* _WHAT YOU SHOULD DO_
Reproduce all the entries exactly and keep the pictures out.

··· PROVIDED RECORDS ···

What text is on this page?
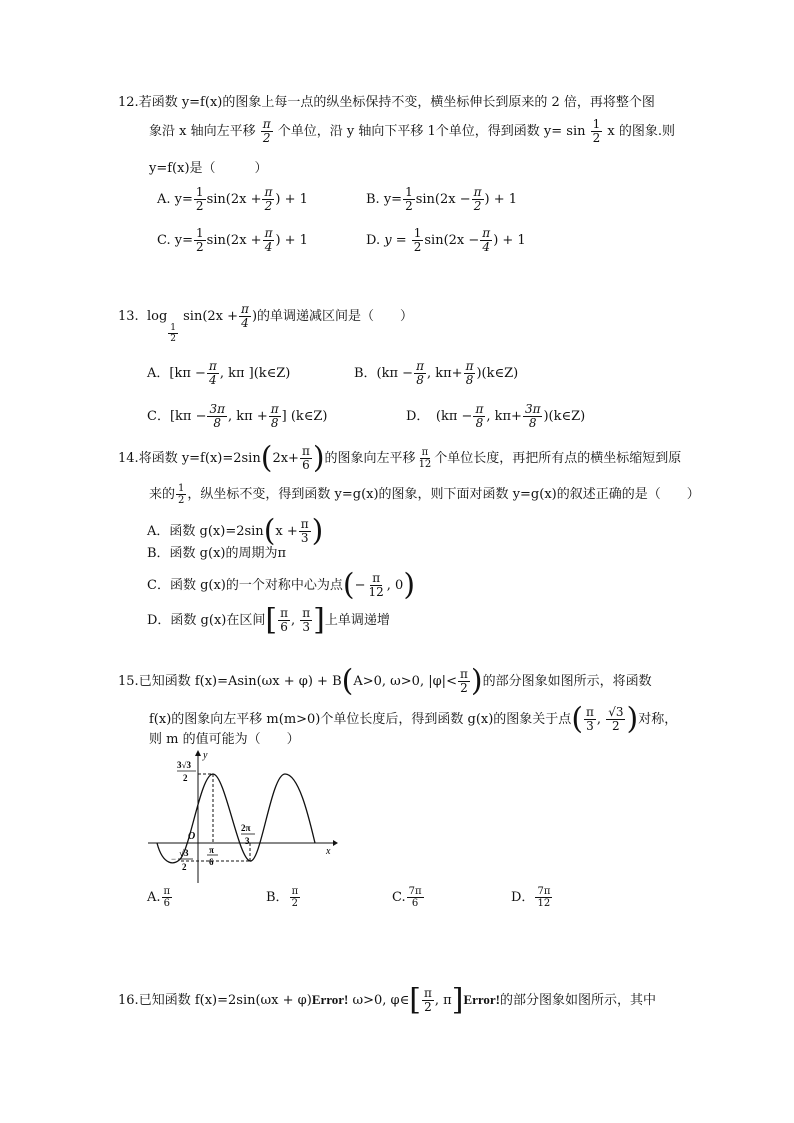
12.若函数 y=f(x)的图象上每一点的纵坐标保持不变，横坐标伸长到原来的 2 倍，再将整个图
象沿 x 轴向左平移 $\frac{\pi}{2}$ 个单位，沿 y 轴向下平移 1个单位，得到函数 $y= \sin \frac{1}{2}$ x 的图象.则
y=f(x)是（　　　）
A. $y= \frac{1}{2} \sin(2x + \frac{\pi}{2}$ ) + 1	B. $y= \frac{1}{2} \sin(2x - \frac{\pi}{2}$ ) + 1
C. $y= \frac{1}{2} \sin(2x + \frac{\pi}{4}$ ) + 1	D. $y = \frac{1}{2} \sin(2x - \frac{\pi}{4}$ ) + 1
13. log
$\frac{1}{2}$
$\sin(2x + \frac{\pi}{4}$ )的单调递减区间是（　　）
A．[$k\pi - \frac{\pi}{4}$ , kπ ](k∈Z)	B．($k\pi - \frac{\pi}{8}$ , $k\pi+ \frac{\pi}{8}$ )(k∈Z)
C．[$k\pi - \frac{3\pi}{8}$ , $k\pi + \frac{\pi}{8}$ ] (k∈Z)	D．　($k\pi - \frac{\pi}{8}$ , $k\pi+ \frac{3\pi}{8}$ )(k∈Z)
14.将函数 $y=f(x)=2\sin(2x+ \frac{\pi}{6}$ )的图象向左平移 $\frac{\pi}{12}$ 个单位长度，再把所有点的横坐标缩短到原
来的 $\frac{1}{2}$ ，纵坐标不变，得到函数 y=g(x)的图象，则下面对函数 y=g(x)的叙述正确的是（　　）
A．函数 $g(x)=2\sin(x + \frac{\pi}{3}$ )
B．函数 g(x)的周期为π
C．函数 g(x)的一个对称中心为点(− $\frac{\pi}{12}$ , 0)
D．函数 g(x)在区间[ $\frac{\pi}{6}$ , $\frac{\pi}{3}$ ]上单调递增
15.已知函数 f(x)=Asin(ωx + φ) + B(A>0, ω>0, $|\varphi|< \frac{\pi}{2}$ )的部分图象如图所示，将函数
f(x)的图象向左平移 m(m>0)个单位长度后，得到函数 g(x)的图象关于点( $\frac{\pi}{3}$ , $\frac{√3}{2}$ )对称，
则 m 的值可能为（　　）
y
x
O
3√3
2
−
√3
2
π
6
2π
3
A. $\frac{\pi}{6}$	B． $\frac{\pi}{2}$	C. $\frac{7\pi}{6}$	D． $\frac{7\pi}{12}$
16.已知函数 f(x)=2sin(ωx + φ)Error! ω>0, φ∈[ $\frac{\pi}{2}$ , π]Error!的部分图象如图所示，其中
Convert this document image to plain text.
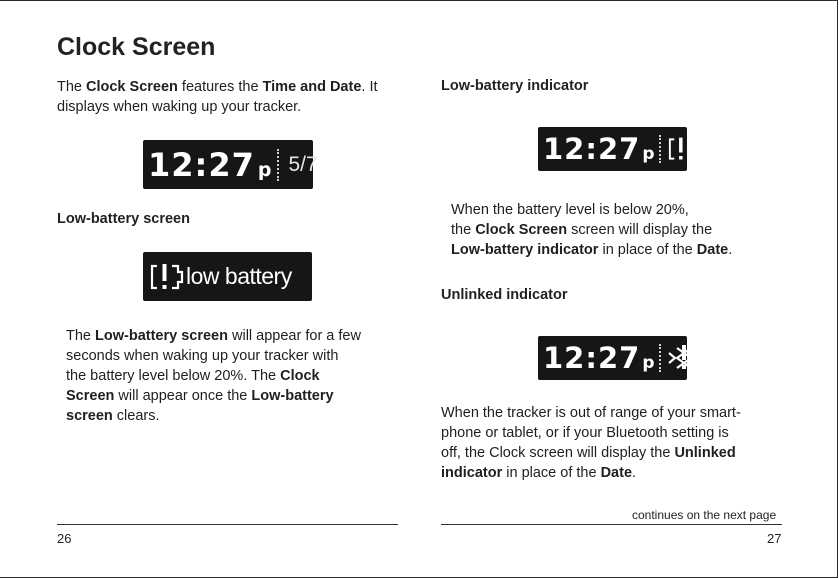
Clock Screen
The Clock Screen features the Time and Date. It
displays when waking up your tracker.
12:27 p 5/7
Low-battery screen
low battery
The Low-battery screen will appear for a few
seconds when waking up your tracker with
the battery level below 20%. The Clock
Screen will appear once the Low-battery
screen clears.
26
Low-battery indicator
12:27 p
When the battery level is below 20%,
the Clock Screen screen will display the
Low-battery indicator in place of the Date.
Unlinked indicator
12:27 p
When the tracker is out of range of your smart-
phone or tablet, or if your Bluetooth setting is
off, the Clock screen will display the Unlinked
indicator in place of the Date.
continues on the next page
27
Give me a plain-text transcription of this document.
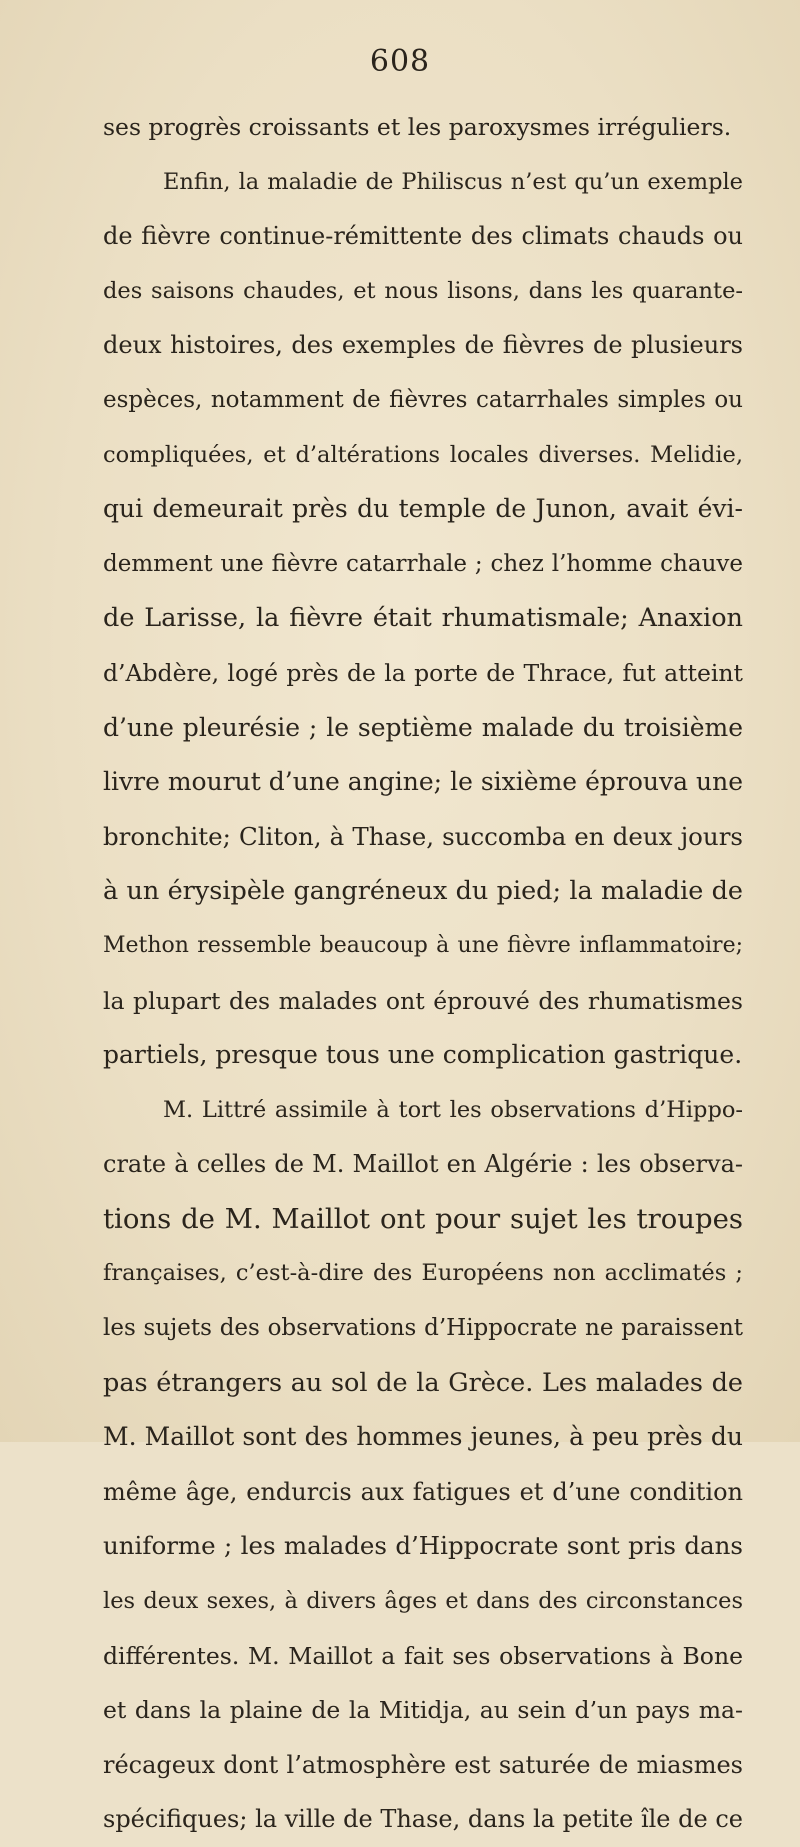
608
ses progrès croissants et les paroxysmes irréguliers.
Enfin, la maladie de Philiscus n’est qu’un exemple
de fièvre continue-rémittente des climats chauds ou
des saisons chaudes, et nous lisons, dans les quarante-
deux histoires, des exemples de fièvres de plusieurs
espèces, notamment de fièvres catarrhales simples ou
compliquées, et d’altérations locales diverses. Melidie,
qui demeurait près du temple de Junon, avait évi-
demment une fièvre catarrhale ; chez l’homme chauve
de Larisse, la fièvre était rhumatismale; Anaxion
d’Abdère, logé près de la porte de Thrace, fut atteint
d’une pleurésie ; le septième malade du troisième
livre mourut d’une angine; le sixième éprouva une
bronchite; Cliton, à Thase, succomba en deux jours
à un érysipèle gangréneux du pied; la maladie de
Methon ressemble beaucoup à une fièvre inflammatoire;
la plupart des malades ont éprouvé des rhumatismes
partiels, presque tous une complication gastrique.
M. Littré assimile à tort les observations d’Hippo-
crate à celles de M. Maillot en Algérie : les observa-
tions de M. Maillot ont pour sujet les troupes
françaises, c’est-à-dire des Européens non acclimatés ;
les sujets des observations d’Hippocrate ne paraissent
pas étrangers au sol de la Grèce. Les malades de
M. Maillot sont des hommes jeunes, à peu près du
même âge, endurcis aux fatigues et d’une condition
uniforme ; les malades d’Hippocrate sont pris dans
les deux sexes, à divers âges et dans des circonstances
différentes. M. Maillot a fait ses observations à Bone
et dans la plaine de la Mitidja, au sein d’un pays ma-
récageux dont l’atmosphère est saturée de miasmes
spécifiques; la ville de Thase, dans la petite île de ce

···

* _THE SOLUTION_
What text is on this page?
12.若函数 y=f(x)的图象上每一点的纵坐标保持不变，横坐标伸长到原来的 2 倍，再将整个图
象沿 x 轴向左平移 $\frac{\pi}{2}$ 个单位，沿 y 轴向下平移 1个单位，得到函数 $y= \sin \frac{1}{2}$ x 的图象.则
y=f(x)是（　　　）
A. $y= \frac{1}{2} \sin(2x + \frac{\pi}{2}$ ) + 1	B. $y= \frac{1}{2} \sin(2x - \frac{\pi}{2}$ ) + 1
C. $y= \frac{1}{2} \sin(2x + \frac{\pi}{4}$ ) + 1	D. $y = \frac{1}{2} \sin(2x - \frac{\pi}{4}$ ) + 1
13. log
$\frac{1}{2}$
$\sin(2x + \frac{\pi}{4}$ )的单调递减区间是（　　）
A．[$k\pi - \frac{\pi}{4}$ , kπ ](k∈Z)	B．($k\pi - \frac{\pi}{8}$ , $k\pi+ \frac{\pi}{8}$ )(k∈Z)
C．[$k\pi - \frac{3\pi}{8}$ , $k\pi + \frac{\pi}{8}$ ] (k∈Z)	D．　($k\pi - \frac{\pi}{8}$ , $k\pi+ \frac{3\pi}{8}$ )(k∈Z)
14.将函数 $y=f(x)=2\sin(2x+ \frac{\pi}{6}$ )的图象向左平移 $\frac{\pi}{12}$ 个单位长度，再把所有点的横坐标缩短到原
来的 $\frac{1}{2}$ ，纵坐标不变，得到函数 y=g(x)的图象，则下面对函数 y=g(x)的叙述正确的是（　　）
A．函数 $g(x)=2\sin(x + \frac{\pi}{3}$ )
B．函数 g(x)的周期为π
C．函数 g(x)的一个对称中心为点(− $\frac{\pi}{12}$ , 0)
D．函数 g(x)在区间[ $\frac{\pi}{6}$ , $\frac{\pi}{3}$ ]上单调递增
15.已知函数 f(x)=Asin(ωx + φ) + B(A>0, ω>0, $|\varphi|< \frac{\pi}{2}$ )的部分图象如图所示，将函数
f(x)的图象向左平移 m(m>0)个单位长度后，得到函数 g(x)的图象关于点( $\frac{\pi}{3}$ , $\frac{√3}{2}$ )对称，
则 m 的值可能为（　　）
y
x
O
3√3
2
−
√3
2
π
6
2π
3
A. $\frac{\pi}{6}$	B． $\frac{\pi}{2}$	C. $\frac{7\pi}{6}$	D． $\frac{7\pi}{12}$
16.已知函数 f(x)=2sin(ωx + φ)Error! ω>0, φ∈[ $\frac{\pi}{2}$ , π]Error!的部分图象如图所示，其中
Convert this document image to plain text.
Clock Screen
The Clock Screen features the Time and Date. It
displays when waking up your tracker.
12:27 p 5/7
Low-battery screen
low battery
The Low-battery screen will appear for a few
seconds when waking up your tracker with
the battery level below 20%. The Clock
Screen will appear once the Low-battery
screen clears.
26
Low-battery indicator
12:27 p
When the battery level is below 20%,
the Clock Screen screen will display the
Low-battery indicator in place of the Date.
Unlinked indicator
12:27 p
When the tracker is out of range of your smart-
phone or tablet, or if your Bluetooth setting is
off, the Clock screen will display the Unlinked
indicator in place of the Date.
continues on the next page
27
Give me a plain-text transcription of this document.
608
ses progrès croissants et les paroxysmes irréguliers.
Enfin, la maladie de Philiscus n’est qu’un exemple
de fièvre continue-rémittente des climats chauds ou
des saisons chaudes, et nous lisons, dans les quarante-
deux histoires, des exemples de fièvres de plusieurs
espèces, notamment de fièvres catarrhales simples ou
compliquées, et d’altérations locales diverses. Melidie,
qui demeurait près du temple de Junon, avait évi-
demment une fièvre catarrhale ; chez l’homme chauve
de Larisse, la fièvre était rhumatismale; Anaxion
d’Abdère, logé près de la porte de Thrace, fut atteint
d’une pleurésie ; le septième malade du troisième
livre mourut d’une angine; le sixième éprouva une
bronchite; Cliton, à Thase, succomba en deux jours
à un érysipèle gangréneux du pied; la maladie de
Methon ressemble beaucoup à une fièvre inflammatoire;
la plupart des malades ont éprouvé des rhumatismes
partiels, presque tous une complication gastrique.
M. Littré assimile à tort les observations d’Hippo-
crate à celles de M. Maillot en Algérie : les observa-
tions de M. Maillot ont pour sujet les troupes
françaises, c’est-à-dire des Européens non acclimatés ;
les sujets des observations d’Hippocrate ne paraissent
pas étrangers au sol de la Grèce. Les malades de
M. Maillot sont des hommes jeunes, à peu près du
même âge, endurcis aux fatigues et d’une condition
uniforme ; les malades d’Hippocrate sont pris dans
les deux sexes, à divers âges et dans des circonstances
différentes. M. Maillot a fait ses observations à Bone
et dans la plaine de la Mitidja, au sein d’un pays ma-
récageux dont l’atmosphère est saturée de miasmes
spécifiques; la ville de Thase, dans la petite île de ce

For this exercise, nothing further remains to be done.